*Task material*:
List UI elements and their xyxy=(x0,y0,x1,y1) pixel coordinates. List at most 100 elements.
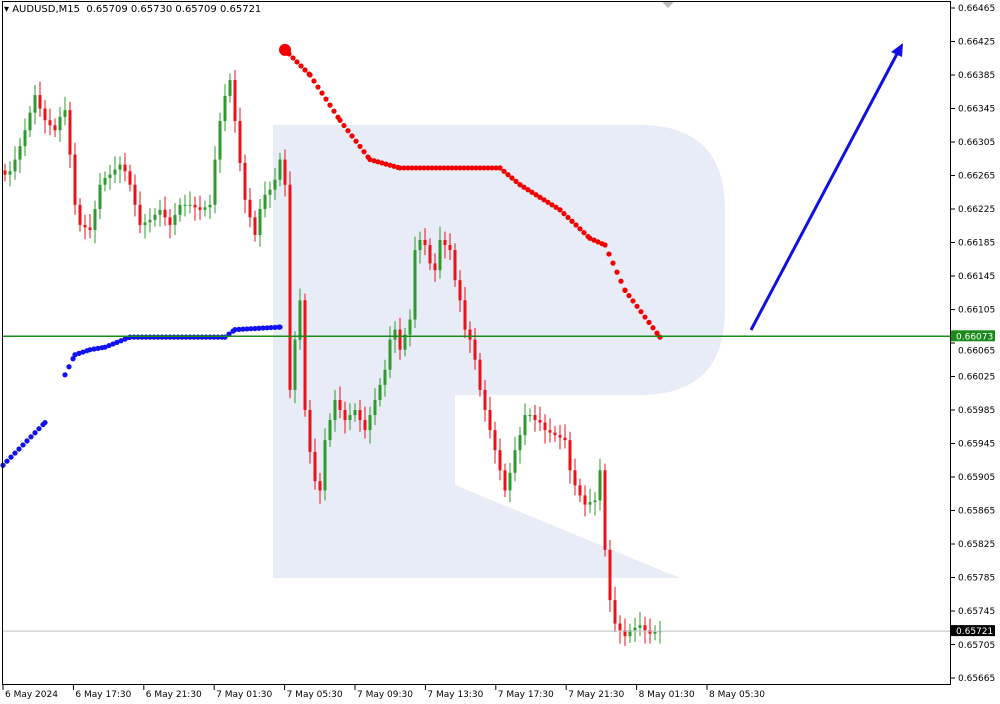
x-tick-label: 8 May 05:30 xyxy=(709,690,765,700)
blue-indicator-dot xyxy=(72,352,78,358)
red-indicator-dot xyxy=(549,202,555,208)
candle xyxy=(23,118,27,157)
candle xyxy=(533,404,537,432)
red-indicator-dot xyxy=(610,260,616,266)
candle xyxy=(603,463,607,557)
candle xyxy=(518,426,522,464)
red-indicator-dot xyxy=(290,55,296,61)
candle xyxy=(248,188,252,228)
level-price-label: 0.66073 xyxy=(951,330,995,342)
candle xyxy=(193,196,197,221)
red-indicator-dot xyxy=(311,78,317,84)
red-indicator-dot xyxy=(361,149,367,155)
candle xyxy=(223,84,227,132)
ohlc-readout: 0.65709 0.65730 0.65709 0.65721 xyxy=(86,4,262,15)
red-indicator-dot xyxy=(505,172,511,178)
current-price-label: 0.65721 xyxy=(951,625,995,637)
x-tick-label: 6 May 21:30 xyxy=(146,690,202,700)
red-indicator-dot xyxy=(587,235,593,241)
chart-title: ▾ AUDUSD,M15 0.65709 0.65730 0.65709 0.6… xyxy=(4,4,261,15)
red-indicator-dot xyxy=(529,189,535,195)
collapse-icon[interactable]: ▾ xyxy=(4,4,10,15)
blue-indicator-dot xyxy=(264,325,270,331)
blue-indicator-dot xyxy=(42,419,48,426)
candle xyxy=(428,238,432,271)
candle xyxy=(538,406,542,431)
candle xyxy=(613,586,617,632)
red-indicator-dot xyxy=(493,165,499,171)
blue-indicator-dot xyxy=(32,430,38,436)
red-indicator-dot xyxy=(565,214,571,221)
candle xyxy=(618,615,622,644)
candle xyxy=(8,161,12,187)
red-indicator-dot xyxy=(489,165,495,171)
blue-indicator-dot xyxy=(87,347,93,353)
candle xyxy=(28,105,32,137)
y-tick-label: 0.65825 xyxy=(958,540,995,550)
x-tick-label: 7 May 05:30 xyxy=(287,690,343,700)
candle xyxy=(68,101,72,168)
candle xyxy=(348,403,352,431)
candle xyxy=(118,156,122,184)
candle xyxy=(148,208,152,233)
red-indicator-dot xyxy=(405,165,411,171)
candle xyxy=(313,438,317,490)
red-indicator xyxy=(279,43,663,340)
candle xyxy=(323,428,327,501)
candle xyxy=(98,172,102,220)
candle xyxy=(218,112,222,173)
red-indicator-dot xyxy=(367,156,373,163)
y-tick-label: 0.65905 xyxy=(958,473,995,483)
blue-indicator-dot xyxy=(20,442,26,448)
red-indicator-dot xyxy=(387,162,393,168)
red-indicator-dot xyxy=(445,165,451,171)
blue-indicator-dot xyxy=(8,454,14,460)
candle xyxy=(388,326,392,379)
candle xyxy=(78,198,82,232)
candle xyxy=(643,616,647,644)
red-indicator-dot xyxy=(606,251,612,257)
scroll-marker-icon[interactable] xyxy=(662,2,674,8)
candle xyxy=(638,611,642,637)
red-indicator-dot xyxy=(650,325,656,331)
candle xyxy=(33,85,37,125)
red-indicator-dot xyxy=(315,84,321,90)
candle xyxy=(263,181,267,218)
red-indicator-dot xyxy=(371,158,377,164)
red-indicator-dot xyxy=(425,165,431,171)
red-indicator-dot xyxy=(307,72,313,78)
candle xyxy=(298,288,302,350)
candle xyxy=(658,621,662,644)
blue-indicator-dot xyxy=(240,326,246,332)
candle xyxy=(588,488,592,514)
candle xyxy=(258,198,262,247)
red-indicator-dot xyxy=(509,175,515,181)
red-indicator-dot xyxy=(375,159,381,165)
candle xyxy=(503,463,507,498)
candle xyxy=(373,388,377,426)
candle xyxy=(448,233,452,261)
x-tick-label: 7 May 21:30 xyxy=(568,690,624,700)
candle xyxy=(628,623,632,643)
candle xyxy=(543,414,547,444)
candle xyxy=(393,321,397,354)
candle xyxy=(338,386,342,419)
blue-indicator-dot xyxy=(256,325,262,331)
candle xyxy=(253,210,257,242)
candle xyxy=(493,421,497,464)
candle xyxy=(108,164,112,190)
candle xyxy=(573,458,577,496)
x-tick-label: 6 May 17:30 xyxy=(75,690,131,700)
candle xyxy=(283,149,287,197)
candle xyxy=(188,191,192,214)
blue-indicator-dot xyxy=(66,364,72,370)
blue-indicator-dot xyxy=(12,450,18,456)
blue-indicator-dot xyxy=(260,325,266,331)
candle xyxy=(203,200,207,217)
candle xyxy=(243,154,247,214)
blue-indicator-dot xyxy=(272,324,278,330)
candle xyxy=(578,478,582,503)
blue-indicator-dot xyxy=(236,326,242,332)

*Aim*: Copy each of the lines above word for word and in the same order, but omit the picture.

*Result*:
List UI elements and their xyxy=(x0,y0,x1,y1) pixel coordinates. List at most 100 elements.
x-tick-label: 8 May 05:30 xyxy=(709,690,765,700)
blue-indicator-dot xyxy=(72,352,78,358)
red-indicator-dot xyxy=(549,202,555,208)
candle xyxy=(23,118,27,157)
candle xyxy=(533,404,537,432)
red-indicator-dot xyxy=(610,260,616,266)
candle xyxy=(603,463,607,557)
candle xyxy=(518,426,522,464)
red-indicator-dot xyxy=(290,55,296,61)
candle xyxy=(248,188,252,228)
level-price-label: 0.66073 xyxy=(951,330,995,342)
candle xyxy=(193,196,197,221)
red-indicator-dot xyxy=(311,78,317,84)
red-indicator-dot xyxy=(361,149,367,155)
candle xyxy=(223,84,227,132)
ohlc-readout: 0.65709 0.65730 0.65709 0.65721 xyxy=(86,4,262,15)
red-indicator-dot xyxy=(505,172,511,178)
current-price-label: 0.65721 xyxy=(951,625,995,637)
x-tick-label: 6 May 21:30 xyxy=(146,690,202,700)
red-indicator-dot xyxy=(587,235,593,241)
chart-title: ▾ AUDUSD,M15 0.65709 0.65730 0.65709 0.6… xyxy=(4,4,261,15)
red-indicator-dot xyxy=(529,189,535,195)
collapse-icon[interactable]: ▾ xyxy=(4,4,10,15)
blue-indicator-dot xyxy=(264,325,270,331)
blue-indicator-dot xyxy=(42,419,48,426)
candle xyxy=(428,238,432,271)
candle xyxy=(538,406,542,431)
candle xyxy=(613,586,617,632)
red-indicator-dot xyxy=(493,165,499,171)
blue-indicator-dot xyxy=(32,430,38,436)
red-indicator-dot xyxy=(565,214,571,221)
candle xyxy=(618,615,622,644)
candle xyxy=(8,161,12,187)
red-indicator-dot xyxy=(489,165,495,171)
blue-indicator-dot xyxy=(87,347,93,353)
candle xyxy=(28,105,32,137)
y-tick-label: 0.65825 xyxy=(958,540,995,550)
x-tick-label: 7 May 05:30 xyxy=(287,690,343,700)
candle xyxy=(68,101,72,168)
candle xyxy=(348,403,352,431)
candle xyxy=(118,156,122,184)
candle xyxy=(148,208,152,233)
red-indicator-dot xyxy=(405,165,411,171)
candle xyxy=(313,438,317,490)
red-indicator xyxy=(279,43,663,340)
candle xyxy=(323,428,327,501)
candle xyxy=(98,172,102,220)
candle xyxy=(218,112,222,173)
red-indicator-dot xyxy=(367,156,373,163)
y-tick-label: 0.65905 xyxy=(958,473,995,483)
blue-indicator-dot xyxy=(20,442,26,448)
red-indicator-dot xyxy=(387,162,393,168)
red-indicator-dot xyxy=(445,165,451,171)
blue-indicator-dot xyxy=(8,454,14,460)
candle xyxy=(388,326,392,379)
candle xyxy=(78,198,82,232)
candle xyxy=(643,616,647,644)
red-indicator-dot xyxy=(606,251,612,257)
scroll-marker-icon[interactable] xyxy=(662,2,674,8)
candle xyxy=(638,611,642,637)
red-indicator-dot xyxy=(650,325,656,331)
candle xyxy=(33,85,37,125)
red-indicator-dot xyxy=(315,84,321,90)
candle xyxy=(263,181,267,218)
red-indicator-dot xyxy=(371,158,377,164)
red-indicator-dot xyxy=(425,165,431,171)
red-indicator-dot xyxy=(307,72,313,78)
candle xyxy=(298,288,302,350)
candle xyxy=(658,621,662,644)
blue-indicator-dot xyxy=(240,326,246,332)
candle xyxy=(588,488,592,514)
candle xyxy=(258,198,262,247)
red-indicator-dot xyxy=(509,175,515,181)
red-indicator-dot xyxy=(375,159,381,165)
candle xyxy=(503,463,507,498)
candle xyxy=(373,388,377,426)
candle xyxy=(448,233,452,261)
x-tick-label: 7 May 21:30 xyxy=(568,690,624,700)
candle xyxy=(628,623,632,643)
candle xyxy=(543,414,547,444)
candle xyxy=(393,321,397,354)
candle xyxy=(338,386,342,419)
blue-indicator-dot xyxy=(256,325,262,331)
candle xyxy=(253,210,257,242)
candle xyxy=(493,421,497,464)
candle xyxy=(108,164,112,190)
candle xyxy=(573,458,577,496)
x-tick-label: 6 May 17:30 xyxy=(75,690,131,700)
candle xyxy=(283,149,287,197)
candle xyxy=(188,191,192,214)
blue-indicator-dot xyxy=(66,364,72,370)
blue-indicator-dot xyxy=(12,450,18,456)
blue-indicator-dot xyxy=(260,325,266,331)
candle xyxy=(203,200,207,217)
candle xyxy=(243,154,247,214)
blue-indicator-dot xyxy=(272,324,278,330)
candle xyxy=(578,478,582,503)
blue-indicator-dot xyxy=(236,326,242,332)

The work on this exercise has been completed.